[Data entries for graphics]
================
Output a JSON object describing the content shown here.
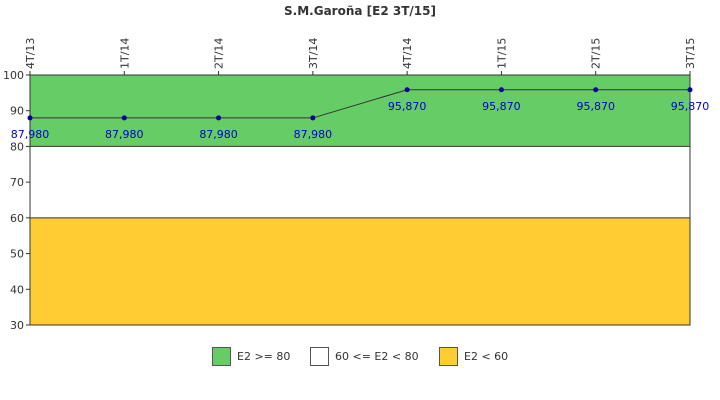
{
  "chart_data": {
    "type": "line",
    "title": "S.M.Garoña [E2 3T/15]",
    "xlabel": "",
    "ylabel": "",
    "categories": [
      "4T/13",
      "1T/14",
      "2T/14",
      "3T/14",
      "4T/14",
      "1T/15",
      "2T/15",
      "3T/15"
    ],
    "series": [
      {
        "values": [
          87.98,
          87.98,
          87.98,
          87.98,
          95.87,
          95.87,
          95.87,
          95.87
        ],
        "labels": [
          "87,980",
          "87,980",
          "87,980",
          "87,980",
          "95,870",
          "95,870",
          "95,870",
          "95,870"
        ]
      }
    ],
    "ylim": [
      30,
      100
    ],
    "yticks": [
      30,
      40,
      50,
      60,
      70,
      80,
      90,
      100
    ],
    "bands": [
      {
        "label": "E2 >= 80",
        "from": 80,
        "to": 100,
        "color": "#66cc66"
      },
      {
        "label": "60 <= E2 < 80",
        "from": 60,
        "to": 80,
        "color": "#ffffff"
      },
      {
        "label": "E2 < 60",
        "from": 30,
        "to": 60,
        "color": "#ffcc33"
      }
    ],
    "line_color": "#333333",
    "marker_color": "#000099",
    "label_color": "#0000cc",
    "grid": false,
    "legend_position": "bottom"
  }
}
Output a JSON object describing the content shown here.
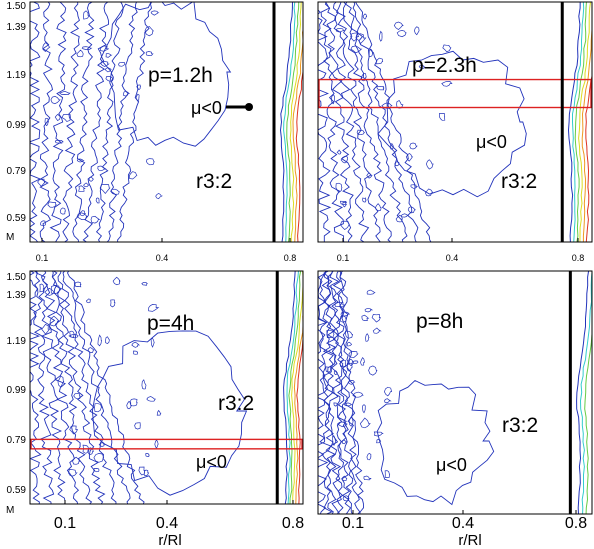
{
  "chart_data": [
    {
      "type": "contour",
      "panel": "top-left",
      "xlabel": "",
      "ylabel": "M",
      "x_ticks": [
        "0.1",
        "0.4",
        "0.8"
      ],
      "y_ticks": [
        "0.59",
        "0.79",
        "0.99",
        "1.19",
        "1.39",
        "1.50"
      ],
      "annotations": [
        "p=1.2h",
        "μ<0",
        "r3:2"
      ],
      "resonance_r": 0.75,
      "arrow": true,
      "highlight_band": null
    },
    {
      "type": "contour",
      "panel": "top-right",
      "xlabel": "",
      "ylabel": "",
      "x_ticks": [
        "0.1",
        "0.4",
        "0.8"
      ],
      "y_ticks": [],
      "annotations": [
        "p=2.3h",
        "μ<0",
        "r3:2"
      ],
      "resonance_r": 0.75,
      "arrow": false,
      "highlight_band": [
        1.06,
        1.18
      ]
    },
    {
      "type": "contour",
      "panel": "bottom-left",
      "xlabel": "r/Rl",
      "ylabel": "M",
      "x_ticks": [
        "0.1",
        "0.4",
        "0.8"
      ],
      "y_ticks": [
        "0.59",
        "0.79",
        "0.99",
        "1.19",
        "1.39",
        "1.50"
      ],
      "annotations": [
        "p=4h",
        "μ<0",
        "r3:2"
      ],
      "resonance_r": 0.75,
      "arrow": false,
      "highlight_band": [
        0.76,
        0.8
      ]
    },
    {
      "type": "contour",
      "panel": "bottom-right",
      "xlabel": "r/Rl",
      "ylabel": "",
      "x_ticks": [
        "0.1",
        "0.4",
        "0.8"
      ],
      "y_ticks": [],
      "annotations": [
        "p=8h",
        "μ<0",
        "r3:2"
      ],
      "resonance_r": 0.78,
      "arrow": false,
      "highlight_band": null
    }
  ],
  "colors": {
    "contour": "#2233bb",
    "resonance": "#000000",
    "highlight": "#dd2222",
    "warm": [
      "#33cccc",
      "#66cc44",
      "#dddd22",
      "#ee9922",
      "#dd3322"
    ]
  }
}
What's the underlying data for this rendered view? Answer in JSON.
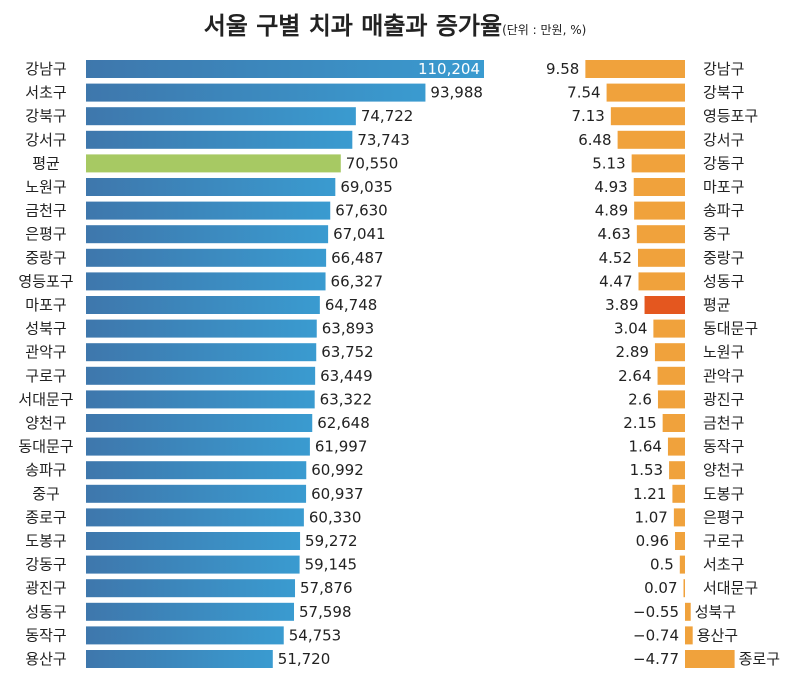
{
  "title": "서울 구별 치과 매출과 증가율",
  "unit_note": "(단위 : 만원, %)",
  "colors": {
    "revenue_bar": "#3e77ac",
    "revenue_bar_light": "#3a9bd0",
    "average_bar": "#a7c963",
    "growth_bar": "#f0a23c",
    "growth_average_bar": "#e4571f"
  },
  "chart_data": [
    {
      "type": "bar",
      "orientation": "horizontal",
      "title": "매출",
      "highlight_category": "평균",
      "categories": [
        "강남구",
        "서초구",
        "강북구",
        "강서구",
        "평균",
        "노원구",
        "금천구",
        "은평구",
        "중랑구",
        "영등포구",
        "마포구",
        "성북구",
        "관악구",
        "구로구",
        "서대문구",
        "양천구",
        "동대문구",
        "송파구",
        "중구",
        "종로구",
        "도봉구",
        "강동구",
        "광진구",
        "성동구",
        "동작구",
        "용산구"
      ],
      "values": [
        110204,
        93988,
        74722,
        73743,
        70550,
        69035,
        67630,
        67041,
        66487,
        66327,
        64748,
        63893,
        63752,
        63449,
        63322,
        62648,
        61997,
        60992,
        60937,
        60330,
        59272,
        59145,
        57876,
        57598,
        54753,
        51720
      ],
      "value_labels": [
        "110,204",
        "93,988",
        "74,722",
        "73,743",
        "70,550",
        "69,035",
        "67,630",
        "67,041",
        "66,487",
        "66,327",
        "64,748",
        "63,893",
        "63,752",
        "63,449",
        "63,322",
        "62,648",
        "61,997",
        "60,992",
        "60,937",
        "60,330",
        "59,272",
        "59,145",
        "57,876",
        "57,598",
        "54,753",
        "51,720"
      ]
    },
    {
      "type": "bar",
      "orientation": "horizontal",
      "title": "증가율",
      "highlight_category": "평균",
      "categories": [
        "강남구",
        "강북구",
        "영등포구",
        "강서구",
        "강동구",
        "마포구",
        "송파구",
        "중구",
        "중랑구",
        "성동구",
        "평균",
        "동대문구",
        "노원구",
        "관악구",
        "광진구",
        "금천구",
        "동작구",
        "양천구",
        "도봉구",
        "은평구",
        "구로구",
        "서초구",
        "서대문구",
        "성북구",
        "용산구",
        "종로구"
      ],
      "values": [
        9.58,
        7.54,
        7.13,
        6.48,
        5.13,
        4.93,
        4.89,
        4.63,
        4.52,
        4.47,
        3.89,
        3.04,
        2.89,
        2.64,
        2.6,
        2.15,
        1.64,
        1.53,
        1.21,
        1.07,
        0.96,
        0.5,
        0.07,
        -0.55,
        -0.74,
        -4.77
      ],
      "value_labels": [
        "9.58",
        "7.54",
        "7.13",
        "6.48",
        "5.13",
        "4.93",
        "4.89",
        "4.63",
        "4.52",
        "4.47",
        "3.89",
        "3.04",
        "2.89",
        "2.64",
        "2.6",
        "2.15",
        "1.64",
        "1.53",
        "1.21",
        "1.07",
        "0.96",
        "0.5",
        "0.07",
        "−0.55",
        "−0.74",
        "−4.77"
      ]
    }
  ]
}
================
*Set exercise*: Output the records above exactly as they are, leaving out the pictures.

*Solution to this task*:
Output a JSON object describing the content shown here.
{
  "chart_data": {
    "type": "line",
    "title": "S.M.Garoña [E2 3T/15]",
    "xlabel": "",
    "ylabel": "",
    "categories": [
      "4T/13",
      "1T/14",
      "2T/14",
      "3T/14",
      "4T/14",
      "1T/15",
      "2T/15",
      "3T/15"
    ],
    "series": [
      {
        "values": [
          87.98,
          87.98,
          87.98,
          87.98,
          95.87,
          95.87,
          95.87,
          95.87
        ],
        "labels": [
          "87,980",
          "87,980",
          "87,980",
          "87,980",
          "95,870",
          "95,870",
          "95,870",
          "95,870"
        ]
      }
    ],
    "ylim": [
      30,
      100
    ],
    "yticks": [
      30,
      40,
      50,
      60,
      70,
      80,
      90,
      100
    ],
    "bands": [
      {
        "label": "E2 >= 80",
        "from": 80,
        "to": 100,
        "color": "#66cc66"
      },
      {
        "label": "60 <= E2 < 80",
        "from": 60,
        "to": 80,
        "color": "#ffffff"
      },
      {
        "label": "E2 < 60",
        "from": 30,
        "to": 60,
        "color": "#ffcc33"
      }
    ],
    "line_color": "#333333",
    "marker_color": "#000099",
    "label_color": "#0000cc",
    "grid": false,
    "legend_position": "bottom"
  }
}
Output a JSON object describing the content shown here.
{
  "chart_data": [
    {
      "type": "contour",
      "panel": "top-left",
      "xlabel": "",
      "ylabel": "M",
      "x_ticks": [
        "0.1",
        "0.4",
        "0.8"
      ],
      "y_ticks": [
        "0.59",
        "0.79",
        "0.99",
        "1.19",
        "1.39",
        "1.50"
      ],
      "annotations": [
        "p=1.2h",
        "μ<0",
        "r3:2"
      ],
      "resonance_r": 0.75,
      "arrow": true,
      "highlight_band": null
    },
    {
      "type": "contour",
      "panel": "top-right",
      "xlabel": "",
      "ylabel": "",
      "x_ticks": [
        "0.1",
        "0.4",
        "0.8"
      ],
      "y_ticks": [],
      "annotations": [
        "p=2.3h",
        "μ<0",
        "r3:2"
      ],
      "resonance_r": 0.75,
      "arrow": false,
      "highlight_band": [
        1.06,
        1.18
      ]
    },
    {
      "type": "contour",
      "panel": "bottom-left",
      "xlabel": "r/Rl",
      "ylabel": "M",
      "x_ticks": [
        "0.1",
        "0.4",
        "0.8"
      ],
      "y_ticks": [
        "0.59",
        "0.79",
        "0.99",
        "1.19",
        "1.39",
        "1.50"
      ],
      "annotations": [
        "p=4h",
        "μ<0",
        "r3:2"
      ],
      "resonance_r": 0.75,
      "arrow": false,
      "highlight_band": [
        0.76,
        0.8
      ]
    },
    {
      "type": "contour",
      "panel": "bottom-right",
      "xlabel": "r/Rl",
      "ylabel": "",
      "x_ticks": [
        "0.1",
        "0.4",
        "0.8"
      ],
      "y_ticks": [],
      "annotations": [
        "p=8h",
        "μ<0",
        "r3:2"
      ],
      "resonance_r": 0.78,
      "arrow": false,
      "highlight_band": null
    }
  ],
  "colors": {
    "contour": "#2233bb",
    "resonance": "#000000",
    "highlight": "#dd2222",
    "warm": [
      "#33cccc",
      "#66cc44",
      "#dddd22",
      "#ee9922",
      "#dd3322"
    ]
  }
}
What's the underlying data for this rendered view? Answer in JSON.
{
  "title": "서울 구별 치과 매출과 증가율",
  "unit_note": "(단위 : 만원, %)",
  "colors": {
    "revenue_bar": "#3e77ac",
    "revenue_bar_light": "#3a9bd0",
    "average_bar": "#a7c963",
    "growth_bar": "#f0a23c",
    "growth_average_bar": "#e4571f"
  },
  "chart_data": [
    {
      "type": "bar",
      "orientation": "horizontal",
      "title": "매출",
      "highlight_category": "평균",
      "categories": [
        "강남구",
        "서초구",
        "강북구",
        "강서구",
        "평균",
        "노원구",
        "금천구",
        "은평구",
        "중랑구",
        "영등포구",
        "마포구",
        "성북구",
        "관악구",
        "구로구",
        "서대문구",
        "양천구",
        "동대문구",
        "송파구",
        "중구",
        "종로구",
        "도봉구",
        "강동구",
        "광진구",
        "성동구",
        "동작구",
        "용산구"
      ],
      "values": [
        110204,
        93988,
        74722,
        73743,
        70550,
        69035,
        67630,
        67041,
        66487,
        66327,
        64748,
        63893,
        63752,
        63449,
        63322,
        62648,
        61997,
        60992,
        60937,
        60330,
        59272,
        59145,
        57876,
        57598,
        54753,
        51720
      ],
      "value_labels": [
        "110,204",
        "93,988",
        "74,722",
        "73,743",
        "70,550",
        "69,035",
        "67,630",
        "67,041",
        "66,487",
        "66,327",
        "64,748",
        "63,893",
        "63,752",
        "63,449",
        "63,322",
        "62,648",
        "61,997",
        "60,992",
        "60,937",
        "60,330",
        "59,272",
        "59,145",
        "57,876",
        "57,598",
        "54,753",
        "51,720"
      ]
    },
    {
      "type": "bar",
      "orientation": "horizontal",
      "title": "증가율",
      "highlight_category": "평균",
      "categories": [
        "강남구",
        "강북구",
        "영등포구",
        "강서구",
        "강동구",
        "마포구",
        "송파구",
        "중구",
        "중랑구",
        "성동구",
        "평균",
        "동대문구",
        "노원구",
        "관악구",
        "광진구",
        "금천구",
        "동작구",
        "양천구",
        "도봉구",
        "은평구",
        "구로구",
        "서초구",
        "서대문구",
        "성북구",
        "용산구",
        "종로구"
      ],
      "values": [
        9.58,
        7.54,
        7.13,
        6.48,
        5.13,
        4.93,
        4.89,
        4.63,
        4.52,
        4.47,
        3.89,
        3.04,
        2.89,
        2.64,
        2.6,
        2.15,
        1.64,
        1.53,
        1.21,
        1.07,
        0.96,
        0.5,
        0.07,
        -0.55,
        -0.74,
        -4.77
      ],
      "value_labels": [
        "9.58",
        "7.54",
        "7.13",
        "6.48",
        "5.13",
        "4.93",
        "4.89",
        "4.63",
        "4.52",
        "4.47",
        "3.89",
        "3.04",
        "2.89",
        "2.64",
        "2.6",
        "2.15",
        "1.64",
        "1.53",
        "1.21",
        "1.07",
        "0.96",
        "0.5",
        "0.07",
        "−0.55",
        "−0.74",
        "−4.77"
      ]
    }
  ]
}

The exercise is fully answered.